**Data for processing**
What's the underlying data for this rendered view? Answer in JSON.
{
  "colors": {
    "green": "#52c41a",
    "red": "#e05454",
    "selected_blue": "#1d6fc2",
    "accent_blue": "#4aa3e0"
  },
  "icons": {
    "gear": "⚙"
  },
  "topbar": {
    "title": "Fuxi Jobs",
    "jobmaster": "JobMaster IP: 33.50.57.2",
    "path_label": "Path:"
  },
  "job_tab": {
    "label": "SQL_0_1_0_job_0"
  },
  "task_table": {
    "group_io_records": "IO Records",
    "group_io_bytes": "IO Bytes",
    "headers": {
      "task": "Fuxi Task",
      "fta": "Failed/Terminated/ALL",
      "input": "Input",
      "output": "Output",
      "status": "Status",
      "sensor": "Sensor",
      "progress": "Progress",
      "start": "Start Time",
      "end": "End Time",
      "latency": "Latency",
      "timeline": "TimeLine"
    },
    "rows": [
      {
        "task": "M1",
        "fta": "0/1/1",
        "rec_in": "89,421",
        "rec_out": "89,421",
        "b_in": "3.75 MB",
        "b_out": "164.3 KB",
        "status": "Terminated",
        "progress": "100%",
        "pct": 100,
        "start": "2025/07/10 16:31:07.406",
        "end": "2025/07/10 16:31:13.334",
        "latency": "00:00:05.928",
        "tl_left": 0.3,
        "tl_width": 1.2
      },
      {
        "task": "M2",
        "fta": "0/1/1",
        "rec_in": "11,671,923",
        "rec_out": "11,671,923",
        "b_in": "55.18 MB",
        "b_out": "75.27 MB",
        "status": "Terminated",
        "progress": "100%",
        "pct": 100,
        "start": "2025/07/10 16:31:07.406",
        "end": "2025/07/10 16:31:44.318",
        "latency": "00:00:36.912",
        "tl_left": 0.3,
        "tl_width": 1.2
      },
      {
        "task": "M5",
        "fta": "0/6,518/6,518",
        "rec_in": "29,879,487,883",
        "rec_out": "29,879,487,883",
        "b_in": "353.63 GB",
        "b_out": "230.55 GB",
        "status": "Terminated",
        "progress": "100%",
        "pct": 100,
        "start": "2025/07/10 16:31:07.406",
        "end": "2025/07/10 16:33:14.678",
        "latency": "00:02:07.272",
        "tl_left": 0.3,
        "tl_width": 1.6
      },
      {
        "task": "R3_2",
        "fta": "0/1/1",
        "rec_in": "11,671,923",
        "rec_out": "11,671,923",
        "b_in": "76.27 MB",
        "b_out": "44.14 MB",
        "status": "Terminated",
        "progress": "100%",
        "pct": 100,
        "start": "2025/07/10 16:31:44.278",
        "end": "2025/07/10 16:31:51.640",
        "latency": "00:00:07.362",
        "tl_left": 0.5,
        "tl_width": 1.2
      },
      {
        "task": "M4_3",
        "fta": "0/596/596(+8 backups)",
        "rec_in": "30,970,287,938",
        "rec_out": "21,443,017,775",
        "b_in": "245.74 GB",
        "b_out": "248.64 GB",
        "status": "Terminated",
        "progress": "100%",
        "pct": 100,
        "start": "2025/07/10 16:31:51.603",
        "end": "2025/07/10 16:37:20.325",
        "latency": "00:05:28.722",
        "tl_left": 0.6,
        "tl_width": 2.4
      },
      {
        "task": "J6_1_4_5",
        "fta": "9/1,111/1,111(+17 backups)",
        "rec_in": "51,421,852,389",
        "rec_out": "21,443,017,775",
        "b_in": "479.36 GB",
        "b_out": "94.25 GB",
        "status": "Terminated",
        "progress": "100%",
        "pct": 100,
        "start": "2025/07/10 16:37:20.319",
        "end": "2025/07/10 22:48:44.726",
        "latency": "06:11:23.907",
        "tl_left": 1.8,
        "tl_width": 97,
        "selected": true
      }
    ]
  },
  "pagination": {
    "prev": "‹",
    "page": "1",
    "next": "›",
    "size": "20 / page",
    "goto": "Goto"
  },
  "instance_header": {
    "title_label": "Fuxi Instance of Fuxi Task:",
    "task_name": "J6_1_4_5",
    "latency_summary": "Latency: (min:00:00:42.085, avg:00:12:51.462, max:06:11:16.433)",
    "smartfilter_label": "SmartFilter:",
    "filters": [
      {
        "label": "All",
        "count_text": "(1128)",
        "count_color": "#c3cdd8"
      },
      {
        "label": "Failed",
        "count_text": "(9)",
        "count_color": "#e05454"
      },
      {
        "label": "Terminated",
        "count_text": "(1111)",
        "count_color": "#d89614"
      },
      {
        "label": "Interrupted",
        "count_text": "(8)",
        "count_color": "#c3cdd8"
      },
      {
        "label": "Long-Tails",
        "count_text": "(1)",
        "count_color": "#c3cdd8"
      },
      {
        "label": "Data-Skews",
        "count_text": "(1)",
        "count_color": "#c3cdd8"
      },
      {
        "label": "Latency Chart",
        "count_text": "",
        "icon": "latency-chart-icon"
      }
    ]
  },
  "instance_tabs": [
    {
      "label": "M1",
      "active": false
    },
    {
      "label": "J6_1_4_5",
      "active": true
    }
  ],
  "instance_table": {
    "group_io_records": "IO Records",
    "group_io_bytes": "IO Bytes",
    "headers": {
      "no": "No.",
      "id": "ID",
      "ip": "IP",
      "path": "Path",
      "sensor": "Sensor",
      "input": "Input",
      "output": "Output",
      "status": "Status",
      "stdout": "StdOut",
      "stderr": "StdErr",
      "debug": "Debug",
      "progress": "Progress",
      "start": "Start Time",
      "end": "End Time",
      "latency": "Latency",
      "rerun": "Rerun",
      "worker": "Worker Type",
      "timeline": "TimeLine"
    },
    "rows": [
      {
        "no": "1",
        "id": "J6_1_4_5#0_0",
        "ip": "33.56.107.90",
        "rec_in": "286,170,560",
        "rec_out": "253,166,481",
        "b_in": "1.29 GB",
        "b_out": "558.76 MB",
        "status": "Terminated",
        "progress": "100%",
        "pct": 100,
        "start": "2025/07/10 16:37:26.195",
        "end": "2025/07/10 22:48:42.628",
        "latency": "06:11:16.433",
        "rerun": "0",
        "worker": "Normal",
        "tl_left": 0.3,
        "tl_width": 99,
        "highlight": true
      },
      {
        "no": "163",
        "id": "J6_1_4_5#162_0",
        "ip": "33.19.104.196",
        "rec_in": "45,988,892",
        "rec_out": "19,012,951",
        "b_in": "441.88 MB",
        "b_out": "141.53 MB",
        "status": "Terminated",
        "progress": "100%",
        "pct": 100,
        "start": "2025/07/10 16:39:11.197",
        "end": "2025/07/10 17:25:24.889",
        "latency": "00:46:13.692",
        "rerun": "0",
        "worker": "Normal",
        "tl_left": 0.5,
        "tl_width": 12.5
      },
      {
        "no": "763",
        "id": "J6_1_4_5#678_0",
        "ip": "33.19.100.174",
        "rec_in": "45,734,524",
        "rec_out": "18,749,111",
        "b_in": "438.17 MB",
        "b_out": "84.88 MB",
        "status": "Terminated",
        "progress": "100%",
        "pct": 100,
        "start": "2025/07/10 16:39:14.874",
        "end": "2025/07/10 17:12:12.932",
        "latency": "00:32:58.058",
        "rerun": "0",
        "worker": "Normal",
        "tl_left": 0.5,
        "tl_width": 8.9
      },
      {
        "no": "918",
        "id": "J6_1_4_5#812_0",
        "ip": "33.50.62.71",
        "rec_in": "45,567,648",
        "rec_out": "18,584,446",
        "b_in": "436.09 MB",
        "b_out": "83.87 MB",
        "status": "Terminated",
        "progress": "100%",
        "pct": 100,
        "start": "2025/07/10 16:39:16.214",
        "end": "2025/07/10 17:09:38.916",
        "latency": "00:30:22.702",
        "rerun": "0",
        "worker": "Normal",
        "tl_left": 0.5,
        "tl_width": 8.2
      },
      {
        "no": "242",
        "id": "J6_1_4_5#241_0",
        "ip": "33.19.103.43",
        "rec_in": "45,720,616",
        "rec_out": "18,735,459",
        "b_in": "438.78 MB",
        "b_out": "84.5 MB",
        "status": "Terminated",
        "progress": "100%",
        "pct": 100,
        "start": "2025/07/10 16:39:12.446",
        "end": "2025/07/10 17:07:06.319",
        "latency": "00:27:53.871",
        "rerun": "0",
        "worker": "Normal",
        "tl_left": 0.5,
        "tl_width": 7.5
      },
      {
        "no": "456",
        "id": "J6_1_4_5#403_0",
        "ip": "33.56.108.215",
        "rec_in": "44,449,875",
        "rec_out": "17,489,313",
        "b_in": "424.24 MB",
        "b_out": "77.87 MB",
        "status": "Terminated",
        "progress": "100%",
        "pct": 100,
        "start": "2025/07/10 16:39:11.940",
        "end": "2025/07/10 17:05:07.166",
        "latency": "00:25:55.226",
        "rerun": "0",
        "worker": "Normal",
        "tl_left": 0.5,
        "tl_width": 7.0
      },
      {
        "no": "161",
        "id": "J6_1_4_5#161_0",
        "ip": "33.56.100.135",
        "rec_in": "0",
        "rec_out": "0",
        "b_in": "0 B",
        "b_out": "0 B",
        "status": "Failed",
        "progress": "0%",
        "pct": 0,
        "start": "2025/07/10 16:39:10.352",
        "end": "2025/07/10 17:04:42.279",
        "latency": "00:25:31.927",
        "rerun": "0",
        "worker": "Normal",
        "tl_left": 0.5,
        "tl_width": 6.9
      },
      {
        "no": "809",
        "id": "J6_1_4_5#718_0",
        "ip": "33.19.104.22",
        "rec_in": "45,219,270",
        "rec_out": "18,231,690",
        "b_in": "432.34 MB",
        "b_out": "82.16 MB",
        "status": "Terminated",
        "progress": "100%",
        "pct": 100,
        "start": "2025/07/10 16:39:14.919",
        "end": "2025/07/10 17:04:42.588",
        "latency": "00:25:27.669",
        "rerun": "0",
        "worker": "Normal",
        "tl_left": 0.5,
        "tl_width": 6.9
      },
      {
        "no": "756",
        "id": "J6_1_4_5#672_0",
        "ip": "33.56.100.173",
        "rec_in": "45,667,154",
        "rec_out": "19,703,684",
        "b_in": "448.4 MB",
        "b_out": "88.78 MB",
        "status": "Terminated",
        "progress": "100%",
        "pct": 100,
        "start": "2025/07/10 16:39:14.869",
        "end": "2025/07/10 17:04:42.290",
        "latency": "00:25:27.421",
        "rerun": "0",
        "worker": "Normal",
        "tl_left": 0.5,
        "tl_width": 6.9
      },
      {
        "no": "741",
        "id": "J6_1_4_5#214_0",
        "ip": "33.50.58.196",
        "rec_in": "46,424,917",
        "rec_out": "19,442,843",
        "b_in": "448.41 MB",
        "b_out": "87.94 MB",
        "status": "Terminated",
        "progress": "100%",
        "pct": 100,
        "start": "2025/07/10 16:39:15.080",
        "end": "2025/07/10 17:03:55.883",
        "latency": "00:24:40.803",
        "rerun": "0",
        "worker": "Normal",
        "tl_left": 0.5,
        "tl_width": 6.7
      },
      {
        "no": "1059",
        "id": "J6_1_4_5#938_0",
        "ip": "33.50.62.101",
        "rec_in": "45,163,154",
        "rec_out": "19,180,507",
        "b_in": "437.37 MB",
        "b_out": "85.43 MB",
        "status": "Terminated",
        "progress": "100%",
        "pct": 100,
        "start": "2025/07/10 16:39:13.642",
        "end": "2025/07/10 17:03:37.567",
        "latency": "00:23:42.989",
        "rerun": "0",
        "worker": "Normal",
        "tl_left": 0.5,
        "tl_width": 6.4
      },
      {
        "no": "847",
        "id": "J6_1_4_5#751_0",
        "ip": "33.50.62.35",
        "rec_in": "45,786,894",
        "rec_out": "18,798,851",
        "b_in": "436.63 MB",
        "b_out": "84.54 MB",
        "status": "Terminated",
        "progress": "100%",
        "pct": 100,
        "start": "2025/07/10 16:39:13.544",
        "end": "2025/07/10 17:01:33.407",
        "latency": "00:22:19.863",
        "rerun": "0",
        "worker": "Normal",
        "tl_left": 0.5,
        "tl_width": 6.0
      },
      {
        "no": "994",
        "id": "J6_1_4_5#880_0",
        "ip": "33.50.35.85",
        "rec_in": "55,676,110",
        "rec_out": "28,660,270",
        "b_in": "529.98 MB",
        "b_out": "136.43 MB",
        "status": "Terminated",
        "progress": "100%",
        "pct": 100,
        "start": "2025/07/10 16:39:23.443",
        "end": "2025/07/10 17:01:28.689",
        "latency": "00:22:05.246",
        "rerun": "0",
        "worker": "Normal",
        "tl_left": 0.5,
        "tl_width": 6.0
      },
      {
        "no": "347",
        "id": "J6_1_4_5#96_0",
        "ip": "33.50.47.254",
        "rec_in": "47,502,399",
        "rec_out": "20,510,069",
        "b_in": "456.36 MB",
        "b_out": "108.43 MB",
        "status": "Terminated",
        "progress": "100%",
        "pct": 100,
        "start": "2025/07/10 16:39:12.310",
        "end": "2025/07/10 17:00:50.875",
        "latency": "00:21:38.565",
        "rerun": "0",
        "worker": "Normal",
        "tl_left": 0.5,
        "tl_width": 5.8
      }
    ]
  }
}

**Directions for this task**
Each line with the string "true" in it needs to be found and copied.

**Response for this exercise**
        "selected": true
      "active": true
        "highlight": true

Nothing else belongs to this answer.